=== Figure dataset records ===
▼
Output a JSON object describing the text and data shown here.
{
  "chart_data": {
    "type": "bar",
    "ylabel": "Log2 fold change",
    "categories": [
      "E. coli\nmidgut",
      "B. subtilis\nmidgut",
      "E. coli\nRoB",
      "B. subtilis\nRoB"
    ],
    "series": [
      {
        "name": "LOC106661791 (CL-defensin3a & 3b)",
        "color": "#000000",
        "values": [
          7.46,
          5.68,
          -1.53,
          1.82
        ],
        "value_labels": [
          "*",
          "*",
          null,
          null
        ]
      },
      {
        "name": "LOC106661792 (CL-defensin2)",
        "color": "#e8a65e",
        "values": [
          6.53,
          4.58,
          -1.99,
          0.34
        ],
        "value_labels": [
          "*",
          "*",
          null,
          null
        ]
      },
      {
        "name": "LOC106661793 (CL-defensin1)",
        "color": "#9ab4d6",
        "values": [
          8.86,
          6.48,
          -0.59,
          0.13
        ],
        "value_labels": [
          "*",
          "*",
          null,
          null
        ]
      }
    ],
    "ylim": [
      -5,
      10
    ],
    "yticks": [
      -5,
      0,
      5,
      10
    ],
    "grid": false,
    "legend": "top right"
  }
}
▲
=== Given problem ===
Return all of the entries word for word.

=== Correct answer ===
Output a JSON object describing the text and data shown here.
{
  "chart_data": {
    "type": "bar",
    "ylabel": "Log2 fold change",
    "categories": [
      "E. coli\nmidgut",
      "B. subtilis\nmidgut",
      "E. coli\nRoB",
      "B. subtilis\nRoB"
    ],
    "series": [
      {
        "name": "LOC106661791 (CL-defensin3a & 3b)",
        "color": "#000000",
        "values": [
          7.46,
          5.68,
          -1.53,
          1.82
        ],
        "value_labels": [
          "*",
          "*",
          null,
          null
        ]
      },
      {
        "name": "LOC106661792 (CL-defensin2)",
        "color": "#e8a65e",
        "values": [
          6.53,
          4.58,
          -1.99,
          0.34
        ],
        "value_labels": [
          "*",
          "*",
          null,
          null
        ]
      },
      {
        "name": "LOC106661793 (CL-defensin1)",
        "color": "#9ab4d6",
        "values": [
          8.86,
          6.48,
          -0.59,
          0.13
        ],
        "value_labels": [
          "*",
          "*",
          null,
          null
        ]
      }
    ],
    "ylim": [
      -5,
      10
    ],
    "yticks": [
      -5,
      0,
      5,
      10
    ],
    "grid": false,
    "legend": "top right"
  }
}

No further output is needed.